REQUIREMENTS ->
What follows is a listing; give it again exactly, in its entirety.

PROVIDED DATA ->
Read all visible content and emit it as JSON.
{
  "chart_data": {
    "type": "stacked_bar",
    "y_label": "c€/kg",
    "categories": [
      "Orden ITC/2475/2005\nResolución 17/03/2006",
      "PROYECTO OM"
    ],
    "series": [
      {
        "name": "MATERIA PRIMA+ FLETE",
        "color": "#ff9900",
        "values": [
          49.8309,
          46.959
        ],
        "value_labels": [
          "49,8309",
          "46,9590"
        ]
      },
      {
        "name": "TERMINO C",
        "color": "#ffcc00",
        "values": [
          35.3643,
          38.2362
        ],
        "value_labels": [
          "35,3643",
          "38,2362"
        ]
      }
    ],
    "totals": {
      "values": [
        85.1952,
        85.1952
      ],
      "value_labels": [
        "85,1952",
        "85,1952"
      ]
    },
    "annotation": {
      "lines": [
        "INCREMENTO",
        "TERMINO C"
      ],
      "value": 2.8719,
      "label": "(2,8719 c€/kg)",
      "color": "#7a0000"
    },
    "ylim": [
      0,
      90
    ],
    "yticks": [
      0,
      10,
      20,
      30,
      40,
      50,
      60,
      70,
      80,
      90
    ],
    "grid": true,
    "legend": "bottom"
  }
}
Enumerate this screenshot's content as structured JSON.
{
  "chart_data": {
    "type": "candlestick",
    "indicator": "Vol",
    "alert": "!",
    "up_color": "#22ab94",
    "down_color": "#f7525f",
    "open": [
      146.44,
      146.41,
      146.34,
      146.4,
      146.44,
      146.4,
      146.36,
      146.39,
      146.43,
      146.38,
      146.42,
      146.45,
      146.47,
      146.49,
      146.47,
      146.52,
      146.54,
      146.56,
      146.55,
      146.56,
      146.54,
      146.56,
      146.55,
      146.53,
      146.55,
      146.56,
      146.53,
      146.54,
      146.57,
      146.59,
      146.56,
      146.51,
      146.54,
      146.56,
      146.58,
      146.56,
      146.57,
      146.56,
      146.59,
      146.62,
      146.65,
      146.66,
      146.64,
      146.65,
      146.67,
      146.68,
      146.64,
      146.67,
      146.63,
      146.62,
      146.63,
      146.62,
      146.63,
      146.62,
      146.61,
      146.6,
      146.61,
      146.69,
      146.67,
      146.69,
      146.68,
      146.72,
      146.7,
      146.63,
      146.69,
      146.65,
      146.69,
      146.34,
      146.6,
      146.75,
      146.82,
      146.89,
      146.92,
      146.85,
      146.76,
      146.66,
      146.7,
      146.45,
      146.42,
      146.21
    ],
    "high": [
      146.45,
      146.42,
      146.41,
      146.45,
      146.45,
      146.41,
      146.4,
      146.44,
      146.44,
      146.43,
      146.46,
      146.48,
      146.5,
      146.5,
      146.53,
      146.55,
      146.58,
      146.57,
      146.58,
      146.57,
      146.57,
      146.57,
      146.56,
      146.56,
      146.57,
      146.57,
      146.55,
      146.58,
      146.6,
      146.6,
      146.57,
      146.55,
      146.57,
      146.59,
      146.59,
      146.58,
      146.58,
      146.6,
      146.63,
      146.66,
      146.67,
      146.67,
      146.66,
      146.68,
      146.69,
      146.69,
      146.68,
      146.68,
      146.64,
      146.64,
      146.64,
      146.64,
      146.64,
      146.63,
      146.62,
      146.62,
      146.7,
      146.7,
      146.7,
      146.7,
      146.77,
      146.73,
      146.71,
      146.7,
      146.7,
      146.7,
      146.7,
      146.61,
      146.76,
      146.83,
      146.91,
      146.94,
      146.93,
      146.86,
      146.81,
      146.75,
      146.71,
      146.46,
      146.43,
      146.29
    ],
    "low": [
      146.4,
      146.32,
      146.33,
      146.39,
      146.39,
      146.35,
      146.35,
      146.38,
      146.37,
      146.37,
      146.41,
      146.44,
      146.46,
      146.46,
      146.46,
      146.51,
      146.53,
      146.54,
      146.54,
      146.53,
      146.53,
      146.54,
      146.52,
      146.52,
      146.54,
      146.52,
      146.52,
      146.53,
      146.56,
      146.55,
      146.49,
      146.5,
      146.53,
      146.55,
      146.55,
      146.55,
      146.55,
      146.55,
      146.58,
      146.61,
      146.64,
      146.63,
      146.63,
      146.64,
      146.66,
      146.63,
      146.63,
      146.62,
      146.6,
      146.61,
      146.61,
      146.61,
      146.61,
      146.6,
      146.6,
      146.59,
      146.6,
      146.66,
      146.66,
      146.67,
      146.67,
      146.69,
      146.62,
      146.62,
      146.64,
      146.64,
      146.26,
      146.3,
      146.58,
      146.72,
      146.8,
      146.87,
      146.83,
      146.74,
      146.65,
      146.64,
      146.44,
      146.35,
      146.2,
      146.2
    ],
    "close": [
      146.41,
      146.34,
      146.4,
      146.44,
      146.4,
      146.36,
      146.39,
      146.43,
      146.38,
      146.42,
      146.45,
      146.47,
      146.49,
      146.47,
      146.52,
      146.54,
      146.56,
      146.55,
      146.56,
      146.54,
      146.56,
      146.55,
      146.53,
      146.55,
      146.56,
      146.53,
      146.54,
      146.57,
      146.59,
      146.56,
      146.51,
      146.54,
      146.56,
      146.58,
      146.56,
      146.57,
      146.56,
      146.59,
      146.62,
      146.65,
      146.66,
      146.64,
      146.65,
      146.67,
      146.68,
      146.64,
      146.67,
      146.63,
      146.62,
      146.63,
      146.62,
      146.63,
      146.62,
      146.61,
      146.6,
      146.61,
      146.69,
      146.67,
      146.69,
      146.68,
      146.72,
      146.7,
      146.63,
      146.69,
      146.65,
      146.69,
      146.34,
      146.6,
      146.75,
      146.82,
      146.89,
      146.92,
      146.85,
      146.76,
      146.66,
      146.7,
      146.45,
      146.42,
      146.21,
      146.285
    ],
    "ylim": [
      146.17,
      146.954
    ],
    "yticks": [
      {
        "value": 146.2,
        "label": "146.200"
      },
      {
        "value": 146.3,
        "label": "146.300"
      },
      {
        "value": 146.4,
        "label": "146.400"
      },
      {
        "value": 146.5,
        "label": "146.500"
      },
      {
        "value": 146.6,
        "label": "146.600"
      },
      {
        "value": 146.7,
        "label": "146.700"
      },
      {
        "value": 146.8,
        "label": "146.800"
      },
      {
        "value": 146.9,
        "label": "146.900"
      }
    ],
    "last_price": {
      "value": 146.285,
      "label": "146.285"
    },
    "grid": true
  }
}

SOLUTION FOR THIS TASK ->
Read all visible content and emit it as JSON.
{
  "chart_data": {
    "type": "stacked_bar",
    "y_label": "c€/kg",
    "categories": [
      "Orden ITC/2475/2005\nResolución 17/03/2006",
      "PROYECTO OM"
    ],
    "series": [
      {
        "name": "MATERIA PRIMA+ FLETE",
        "color": "#ff9900",
        "values": [
          49.8309,
          46.959
        ],
        "value_labels": [
          "49,8309",
          "46,9590"
        ]
      },
      {
        "name": "TERMINO C",
        "color": "#ffcc00",
        "values": [
          35.3643,
          38.2362
        ],
        "value_labels": [
          "35,3643",
          "38,2362"
        ]
      }
    ],
    "totals": {
      "values": [
        85.1952,
        85.1952
      ],
      "value_labels": [
        "85,1952",
        "85,1952"
      ]
    },
    "annotation": {
      "lines": [
        "INCREMENTO",
        "TERMINO C"
      ],
      "value": 2.8719,
      "label": "(2,8719 c€/kg)",
      "color": "#7a0000"
    },
    "ylim": [
      0,
      90
    ],
    "yticks": [
      0,
      10,
      20,
      30,
      40,
      50,
      60,
      70,
      80,
      90
    ],
    "grid": true,
    "legend": "bottom"
  }
}
Enumerate this screenshot's content as structured JSON.
{
  "chart_data": {
    "type": "candlestick",
    "indicator": "Vol",
    "alert": "!",
    "up_color": "#22ab94",
    "down_color": "#f7525f",
    "open": [
      146.44,
      146.41,
      146.34,
      146.4,
      146.44,
      146.4,
      146.36,
      146.39,
      146.43,
      146.38,
      146.42,
      146.45,
      146.47,
      146.49,
      146.47,
      146.52,
      146.54,
      146.56,
      146.55,
      146.56,
      146.54,
      146.56,
      146.55,
      146.53,
      146.55,
      146.56,
      146.53,
      146.54,
      146.57,
      146.59,
      146.56,
      146.51,
      146.54,
      146.56,
      146.58,
      146.56,
      146.57,
      146.56,
      146.59,
      146.62,
      146.65,
      146.66,
      146.64,
      146.65,
      146.67,
      146.68,
      146.64,
      146.67,
      146.63,
      146.62,
      146.63,
      146.62,
      146.63,
      146.62,
      146.61,
      146.6,
      146.61,
      146.69,
      146.67,
      146.69,
      146.68,
      146.72,
      146.7,
      146.63,
      146.69,
      146.65,
      146.69,
      146.34,
      146.6,
      146.75,
      146.82,
      146.89,
      146.92,
      146.85,
      146.76,
      146.66,
      146.7,
      146.45,
      146.42,
      146.21
    ],
    "high": [
      146.45,
      146.42,
      146.41,
      146.45,
      146.45,
      146.41,
      146.4,
      146.44,
      146.44,
      146.43,
      146.46,
      146.48,
      146.5,
      146.5,
      146.53,
      146.55,
      146.58,
      146.57,
      146.58,
      146.57,
      146.57,
      146.57,
      146.56,
      146.56,
      146.57,
      146.57,
      146.55,
      146.58,
      146.6,
      146.6,
      146.57,
      146.55,
      146.57,
      146.59,
      146.59,
      146.58,
      146.58,
      146.6,
      146.63,
      146.66,
      146.67,
      146.67,
      146.66,
      146.68,
      146.69,
      146.69,
      146.68,
      146.68,
      146.64,
      146.64,
      146.64,
      146.64,
      146.64,
      146.63,
      146.62,
      146.62,
      146.7,
      146.7,
      146.7,
      146.7,
      146.77,
      146.73,
      146.71,
      146.7,
      146.7,
      146.7,
      146.7,
      146.61,
      146.76,
      146.83,
      146.91,
      146.94,
      146.93,
      146.86,
      146.81,
      146.75,
      146.71,
      146.46,
      146.43,
      146.29
    ],
    "low": [
      146.4,
      146.32,
      146.33,
      146.39,
      146.39,
      146.35,
      146.35,
      146.38,
      146.37,
      146.37,
      146.41,
      146.44,
      146.46,
      146.46,
      146.46,
      146.51,
      146.53,
      146.54,
      146.54,
      146.53,
      146.53,
      146.54,
      146.52,
      146.52,
      146.54,
      146.52,
      146.52,
      146.53,
      146.56,
      146.55,
      146.49,
      146.5,
      146.53,
      146.55,
      146.55,
      146.55,
      146.55,
      146.55,
      146.58,
      146.61,
      146.64,
      146.63,
      146.63,
      146.64,
      146.66,
      146.63,
      146.63,
      146.62,
      146.6,
      146.61,
      146.61,
      146.61,
      146.61,
      146.6,
      146.6,
      146.59,
      146.6,
      146.66,
      146.66,
      146.67,
      146.67,
      146.69,
      146.62,
      146.62,
      146.64,
      146.64,
      146.26,
      146.3,
      146.58,
      146.72,
      146.8,
      146.87,
      146.83,
      146.74,
      146.65,
      146.64,
      146.44,
      146.35,
      146.2,
      146.2
    ],
    "close": [
      146.41,
      146.34,
      146.4,
      146.44,
      146.4,
      146.36,
      146.39,
      146.43,
      146.38,
      146.42,
      146.45,
      146.47,
      146.49,
      146.47,
      146.52,
      146.54,
      146.56,
      146.55,
      146.56,
      146.54,
      146.56,
      146.55,
      146.53,
      146.55,
      146.56,
      146.53,
      146.54,
      146.57,
      146.59,
      146.56,
      146.51,
      146.54,
      146.56,
      146.58,
      146.56,
      146.57,
      146.56,
      146.59,
      146.62,
      146.65,
      146.66,
      146.64,
      146.65,
      146.67,
      146.68,
      146.64,
      146.67,
      146.63,
      146.62,
      146.63,
      146.62,
      146.63,
      146.62,
      146.61,
      146.6,
      146.61,
      146.69,
      146.67,
      146.69,
      146.68,
      146.72,
      146.7,
      146.63,
      146.69,
      146.65,
      146.69,
      146.34,
      146.6,
      146.75,
      146.82,
      146.89,
      146.92,
      146.85,
      146.76,
      146.66,
      146.7,
      146.45,
      146.42,
      146.21,
      146.285
    ],
    "ylim": [
      146.17,
      146.954
    ],
    "yticks": [
      {
        "value": 146.2,
        "label": "146.200"
      },
      {
        "value": 146.3,
        "label": "146.300"
      },
      {
        "value": 146.4,
        "label": "146.400"
      },
      {
        "value": 146.5,
        "label": "146.500"
      },
      {
        "value": 146.6,
        "label": "146.600"
      },
      {
        "value": 146.7,
        "label": "146.700"
      },
      {
        "value": 146.8,
        "label": "146.800"
      },
      {
        "value": 146.9,
        "label": "146.900"
      }
    ],
    "last_price": {
      "value": 146.285,
      "label": "146.285"
    },
    "grid": true
  }
}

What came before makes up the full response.